= GIVEN INSTRUCTION =
Starting at the top of the records and ending with the line that contains "958, 821, 989]", express each line as one string in a JSON list, leaving out blank lines.

:::

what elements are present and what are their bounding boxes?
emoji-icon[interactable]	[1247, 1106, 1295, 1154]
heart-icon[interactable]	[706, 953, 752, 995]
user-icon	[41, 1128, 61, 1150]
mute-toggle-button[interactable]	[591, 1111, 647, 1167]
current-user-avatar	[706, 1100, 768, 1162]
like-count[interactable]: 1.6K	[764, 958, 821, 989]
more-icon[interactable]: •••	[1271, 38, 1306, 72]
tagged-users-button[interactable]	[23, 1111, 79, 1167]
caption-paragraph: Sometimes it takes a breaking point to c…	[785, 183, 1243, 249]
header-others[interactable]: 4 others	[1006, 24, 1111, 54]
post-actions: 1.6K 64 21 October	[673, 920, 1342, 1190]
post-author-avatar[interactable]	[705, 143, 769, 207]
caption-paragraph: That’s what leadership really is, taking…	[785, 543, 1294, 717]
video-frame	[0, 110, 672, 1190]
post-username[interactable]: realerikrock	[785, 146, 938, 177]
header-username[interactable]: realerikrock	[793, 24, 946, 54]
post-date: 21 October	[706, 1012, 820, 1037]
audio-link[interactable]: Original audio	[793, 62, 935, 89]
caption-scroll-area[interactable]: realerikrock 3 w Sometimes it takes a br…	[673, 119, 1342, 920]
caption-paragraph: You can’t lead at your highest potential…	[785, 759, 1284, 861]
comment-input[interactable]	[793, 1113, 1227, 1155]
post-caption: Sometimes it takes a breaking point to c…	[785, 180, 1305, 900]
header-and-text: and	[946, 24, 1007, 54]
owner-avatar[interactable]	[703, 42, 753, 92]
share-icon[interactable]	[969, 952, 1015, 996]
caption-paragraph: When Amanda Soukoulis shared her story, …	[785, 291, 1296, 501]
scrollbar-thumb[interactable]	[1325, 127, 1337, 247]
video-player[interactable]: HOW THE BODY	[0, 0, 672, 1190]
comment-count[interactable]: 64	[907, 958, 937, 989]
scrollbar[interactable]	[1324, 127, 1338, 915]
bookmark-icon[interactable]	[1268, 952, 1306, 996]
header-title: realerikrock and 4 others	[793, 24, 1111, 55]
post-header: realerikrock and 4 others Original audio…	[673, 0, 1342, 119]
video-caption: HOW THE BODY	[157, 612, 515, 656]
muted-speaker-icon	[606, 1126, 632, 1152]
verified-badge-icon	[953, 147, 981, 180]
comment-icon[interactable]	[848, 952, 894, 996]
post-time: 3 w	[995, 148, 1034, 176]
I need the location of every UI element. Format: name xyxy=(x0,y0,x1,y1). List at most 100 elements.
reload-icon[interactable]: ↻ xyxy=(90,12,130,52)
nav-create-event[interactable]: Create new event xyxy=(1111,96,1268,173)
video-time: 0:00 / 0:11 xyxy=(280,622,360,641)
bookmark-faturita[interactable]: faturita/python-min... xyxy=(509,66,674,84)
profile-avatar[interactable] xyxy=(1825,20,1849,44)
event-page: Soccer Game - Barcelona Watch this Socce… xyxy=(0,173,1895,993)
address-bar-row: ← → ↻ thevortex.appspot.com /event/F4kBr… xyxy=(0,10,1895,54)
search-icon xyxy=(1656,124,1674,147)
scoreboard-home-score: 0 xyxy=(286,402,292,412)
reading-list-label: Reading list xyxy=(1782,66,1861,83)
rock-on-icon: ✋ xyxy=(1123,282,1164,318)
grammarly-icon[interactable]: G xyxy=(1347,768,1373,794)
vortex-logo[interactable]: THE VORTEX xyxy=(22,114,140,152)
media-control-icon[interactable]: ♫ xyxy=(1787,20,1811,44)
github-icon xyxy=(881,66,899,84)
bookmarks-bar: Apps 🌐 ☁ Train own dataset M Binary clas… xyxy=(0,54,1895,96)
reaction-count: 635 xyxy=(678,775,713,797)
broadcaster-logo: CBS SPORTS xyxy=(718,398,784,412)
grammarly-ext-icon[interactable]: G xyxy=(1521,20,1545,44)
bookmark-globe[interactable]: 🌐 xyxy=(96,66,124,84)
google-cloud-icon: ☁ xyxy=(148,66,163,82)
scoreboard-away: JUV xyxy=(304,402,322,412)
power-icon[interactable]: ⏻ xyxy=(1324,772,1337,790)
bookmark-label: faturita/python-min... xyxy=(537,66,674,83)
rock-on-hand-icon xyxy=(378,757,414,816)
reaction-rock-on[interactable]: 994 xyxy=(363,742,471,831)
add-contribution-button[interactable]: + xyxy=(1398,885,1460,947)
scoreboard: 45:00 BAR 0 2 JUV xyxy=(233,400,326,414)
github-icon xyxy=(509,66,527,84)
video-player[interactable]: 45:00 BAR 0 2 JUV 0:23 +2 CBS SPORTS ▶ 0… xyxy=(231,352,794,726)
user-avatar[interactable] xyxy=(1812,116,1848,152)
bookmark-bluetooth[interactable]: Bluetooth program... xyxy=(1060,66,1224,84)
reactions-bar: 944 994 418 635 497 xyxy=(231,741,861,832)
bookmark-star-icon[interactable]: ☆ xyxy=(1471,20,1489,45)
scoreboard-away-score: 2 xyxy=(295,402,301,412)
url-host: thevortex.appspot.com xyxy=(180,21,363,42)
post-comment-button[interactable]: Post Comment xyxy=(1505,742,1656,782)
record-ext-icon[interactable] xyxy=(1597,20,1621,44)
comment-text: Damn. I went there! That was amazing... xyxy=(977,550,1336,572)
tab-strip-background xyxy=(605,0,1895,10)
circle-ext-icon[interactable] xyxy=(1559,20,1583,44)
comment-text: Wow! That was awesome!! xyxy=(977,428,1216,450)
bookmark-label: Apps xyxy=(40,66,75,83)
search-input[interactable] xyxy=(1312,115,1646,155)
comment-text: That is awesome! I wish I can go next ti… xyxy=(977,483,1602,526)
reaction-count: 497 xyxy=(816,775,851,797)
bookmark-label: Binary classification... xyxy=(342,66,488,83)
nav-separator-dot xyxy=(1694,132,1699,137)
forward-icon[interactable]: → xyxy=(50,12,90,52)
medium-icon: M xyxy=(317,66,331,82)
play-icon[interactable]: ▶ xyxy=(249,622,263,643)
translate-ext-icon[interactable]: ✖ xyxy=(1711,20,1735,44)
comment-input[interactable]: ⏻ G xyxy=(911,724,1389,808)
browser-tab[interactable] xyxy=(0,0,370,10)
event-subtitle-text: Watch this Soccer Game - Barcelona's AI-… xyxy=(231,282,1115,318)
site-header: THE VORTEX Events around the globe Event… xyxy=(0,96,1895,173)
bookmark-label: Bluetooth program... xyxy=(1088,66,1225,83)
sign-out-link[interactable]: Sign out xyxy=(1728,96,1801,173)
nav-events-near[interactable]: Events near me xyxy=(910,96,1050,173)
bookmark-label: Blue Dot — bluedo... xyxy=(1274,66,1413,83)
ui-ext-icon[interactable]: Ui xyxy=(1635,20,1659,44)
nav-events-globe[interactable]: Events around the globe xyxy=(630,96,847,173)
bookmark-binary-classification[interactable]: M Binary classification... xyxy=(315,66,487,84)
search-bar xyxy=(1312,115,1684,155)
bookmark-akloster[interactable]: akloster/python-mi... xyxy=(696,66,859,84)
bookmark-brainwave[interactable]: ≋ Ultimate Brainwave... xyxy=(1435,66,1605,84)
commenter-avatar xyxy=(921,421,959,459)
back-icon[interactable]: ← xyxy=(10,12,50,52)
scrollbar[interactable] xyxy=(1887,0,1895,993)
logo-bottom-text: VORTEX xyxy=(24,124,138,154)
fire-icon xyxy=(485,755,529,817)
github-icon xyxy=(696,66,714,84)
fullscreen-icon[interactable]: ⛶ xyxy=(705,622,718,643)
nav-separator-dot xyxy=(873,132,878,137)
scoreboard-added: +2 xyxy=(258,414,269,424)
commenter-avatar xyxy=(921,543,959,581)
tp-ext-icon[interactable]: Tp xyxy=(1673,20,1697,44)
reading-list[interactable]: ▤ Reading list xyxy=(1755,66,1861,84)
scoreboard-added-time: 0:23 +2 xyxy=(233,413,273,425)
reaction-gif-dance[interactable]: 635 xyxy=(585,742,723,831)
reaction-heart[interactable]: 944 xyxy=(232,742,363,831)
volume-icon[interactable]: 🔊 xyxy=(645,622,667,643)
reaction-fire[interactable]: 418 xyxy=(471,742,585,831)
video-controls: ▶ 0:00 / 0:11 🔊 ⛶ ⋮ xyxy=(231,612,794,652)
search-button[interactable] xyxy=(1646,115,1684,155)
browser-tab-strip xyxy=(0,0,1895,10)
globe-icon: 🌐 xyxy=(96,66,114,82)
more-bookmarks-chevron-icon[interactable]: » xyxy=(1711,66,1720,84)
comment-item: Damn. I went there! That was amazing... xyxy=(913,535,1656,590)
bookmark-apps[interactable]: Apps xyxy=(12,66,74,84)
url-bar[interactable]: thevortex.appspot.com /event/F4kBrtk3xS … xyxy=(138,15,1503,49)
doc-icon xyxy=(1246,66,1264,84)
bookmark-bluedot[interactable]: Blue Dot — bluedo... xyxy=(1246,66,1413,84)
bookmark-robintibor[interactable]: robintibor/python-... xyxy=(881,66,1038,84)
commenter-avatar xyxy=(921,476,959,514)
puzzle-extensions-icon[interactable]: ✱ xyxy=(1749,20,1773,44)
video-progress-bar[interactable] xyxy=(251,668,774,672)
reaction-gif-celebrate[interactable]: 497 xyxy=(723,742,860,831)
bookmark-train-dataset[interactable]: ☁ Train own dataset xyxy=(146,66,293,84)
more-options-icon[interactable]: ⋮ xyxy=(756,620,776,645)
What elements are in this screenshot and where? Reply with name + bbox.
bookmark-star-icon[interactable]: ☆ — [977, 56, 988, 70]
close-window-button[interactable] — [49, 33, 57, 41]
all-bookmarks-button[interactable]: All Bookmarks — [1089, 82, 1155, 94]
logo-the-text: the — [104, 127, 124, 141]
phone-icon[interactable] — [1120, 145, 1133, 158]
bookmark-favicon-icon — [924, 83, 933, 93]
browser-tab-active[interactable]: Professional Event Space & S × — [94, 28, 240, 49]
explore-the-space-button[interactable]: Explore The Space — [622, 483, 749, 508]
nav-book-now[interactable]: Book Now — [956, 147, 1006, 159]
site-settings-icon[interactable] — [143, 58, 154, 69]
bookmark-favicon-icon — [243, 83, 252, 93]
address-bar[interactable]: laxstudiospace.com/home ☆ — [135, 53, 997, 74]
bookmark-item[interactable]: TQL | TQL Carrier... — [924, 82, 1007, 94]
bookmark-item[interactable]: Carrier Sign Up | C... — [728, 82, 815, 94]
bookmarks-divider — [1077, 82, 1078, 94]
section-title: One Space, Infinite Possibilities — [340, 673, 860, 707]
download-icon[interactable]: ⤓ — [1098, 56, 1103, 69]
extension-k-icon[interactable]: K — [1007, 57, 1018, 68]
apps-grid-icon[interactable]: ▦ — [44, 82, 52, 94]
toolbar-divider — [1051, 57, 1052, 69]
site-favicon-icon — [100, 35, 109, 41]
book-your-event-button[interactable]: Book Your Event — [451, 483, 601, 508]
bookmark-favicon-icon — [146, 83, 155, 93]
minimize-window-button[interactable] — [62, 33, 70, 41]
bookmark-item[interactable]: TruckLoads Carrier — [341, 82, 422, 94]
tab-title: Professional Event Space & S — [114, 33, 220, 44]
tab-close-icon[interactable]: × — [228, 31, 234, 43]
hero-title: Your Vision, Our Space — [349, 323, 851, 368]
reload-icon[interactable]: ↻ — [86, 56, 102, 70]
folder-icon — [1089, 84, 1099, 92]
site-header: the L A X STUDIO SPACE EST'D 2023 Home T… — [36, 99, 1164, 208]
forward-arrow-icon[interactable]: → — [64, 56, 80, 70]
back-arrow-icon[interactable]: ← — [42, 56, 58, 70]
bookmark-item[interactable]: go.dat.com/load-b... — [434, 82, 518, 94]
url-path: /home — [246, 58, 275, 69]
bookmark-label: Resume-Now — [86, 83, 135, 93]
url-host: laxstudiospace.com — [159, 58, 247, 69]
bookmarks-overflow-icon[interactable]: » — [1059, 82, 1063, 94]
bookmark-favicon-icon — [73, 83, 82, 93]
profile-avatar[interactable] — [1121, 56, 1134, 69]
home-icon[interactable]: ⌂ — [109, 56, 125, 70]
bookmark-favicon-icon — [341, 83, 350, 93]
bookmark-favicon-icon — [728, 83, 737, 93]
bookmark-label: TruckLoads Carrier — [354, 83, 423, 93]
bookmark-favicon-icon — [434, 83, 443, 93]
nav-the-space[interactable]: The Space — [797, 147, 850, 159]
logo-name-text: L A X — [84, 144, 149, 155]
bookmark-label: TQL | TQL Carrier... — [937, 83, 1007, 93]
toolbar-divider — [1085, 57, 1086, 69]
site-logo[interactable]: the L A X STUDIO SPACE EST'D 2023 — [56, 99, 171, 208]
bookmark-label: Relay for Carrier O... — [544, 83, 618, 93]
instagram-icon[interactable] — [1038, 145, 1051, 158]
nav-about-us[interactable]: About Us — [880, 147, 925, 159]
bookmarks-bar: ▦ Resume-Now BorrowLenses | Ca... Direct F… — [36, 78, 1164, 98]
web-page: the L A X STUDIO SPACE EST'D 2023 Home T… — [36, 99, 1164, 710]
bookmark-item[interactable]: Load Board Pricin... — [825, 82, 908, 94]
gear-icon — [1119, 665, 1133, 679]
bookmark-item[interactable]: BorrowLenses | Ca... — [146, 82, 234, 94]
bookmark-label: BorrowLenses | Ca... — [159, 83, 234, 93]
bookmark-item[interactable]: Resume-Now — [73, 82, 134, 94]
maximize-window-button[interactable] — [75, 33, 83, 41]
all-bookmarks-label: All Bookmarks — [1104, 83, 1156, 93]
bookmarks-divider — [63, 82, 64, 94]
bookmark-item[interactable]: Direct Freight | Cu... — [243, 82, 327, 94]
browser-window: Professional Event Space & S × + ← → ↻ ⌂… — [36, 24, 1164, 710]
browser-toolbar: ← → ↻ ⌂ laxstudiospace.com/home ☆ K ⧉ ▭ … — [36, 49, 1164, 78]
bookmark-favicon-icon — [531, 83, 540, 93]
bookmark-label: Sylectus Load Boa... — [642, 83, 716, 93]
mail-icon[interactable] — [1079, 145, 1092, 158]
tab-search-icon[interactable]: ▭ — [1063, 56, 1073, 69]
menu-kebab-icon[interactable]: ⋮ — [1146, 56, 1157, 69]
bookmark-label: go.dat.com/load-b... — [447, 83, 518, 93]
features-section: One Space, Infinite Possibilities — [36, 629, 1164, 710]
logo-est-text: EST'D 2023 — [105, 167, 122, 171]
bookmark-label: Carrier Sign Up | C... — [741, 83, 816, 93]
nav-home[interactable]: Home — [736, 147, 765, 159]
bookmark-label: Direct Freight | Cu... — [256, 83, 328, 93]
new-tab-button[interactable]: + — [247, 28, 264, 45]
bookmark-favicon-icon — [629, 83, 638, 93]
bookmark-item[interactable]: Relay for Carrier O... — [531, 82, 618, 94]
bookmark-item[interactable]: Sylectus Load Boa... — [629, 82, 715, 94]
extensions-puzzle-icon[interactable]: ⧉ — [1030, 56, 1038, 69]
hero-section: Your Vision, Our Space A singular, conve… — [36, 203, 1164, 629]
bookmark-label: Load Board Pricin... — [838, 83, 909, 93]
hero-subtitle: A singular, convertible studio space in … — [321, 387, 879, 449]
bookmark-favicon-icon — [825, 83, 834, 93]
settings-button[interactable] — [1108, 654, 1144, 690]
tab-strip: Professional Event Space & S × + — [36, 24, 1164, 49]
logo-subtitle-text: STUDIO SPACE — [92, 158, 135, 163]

:::

= PROBLEM SOLUTION =
[
  "what elements are present and what are their bounding boxes?",
  "emoji-icon[interactable]\t[1247, 1106, 1295, 1154]",
  "heart-icon[interactable]\t[706, 953, 752, 995]",
  "user-icon\t[41, 1128, 61, 1150]",
  "mute-toggle-button[interactable]\t[591, 1111, 647, 1167]",
  "current-user-avatar\t[706, 1100, 768, 1162]",
  "like-count[interactable]: 1.6K\t[764, 958, 821, 989]"
]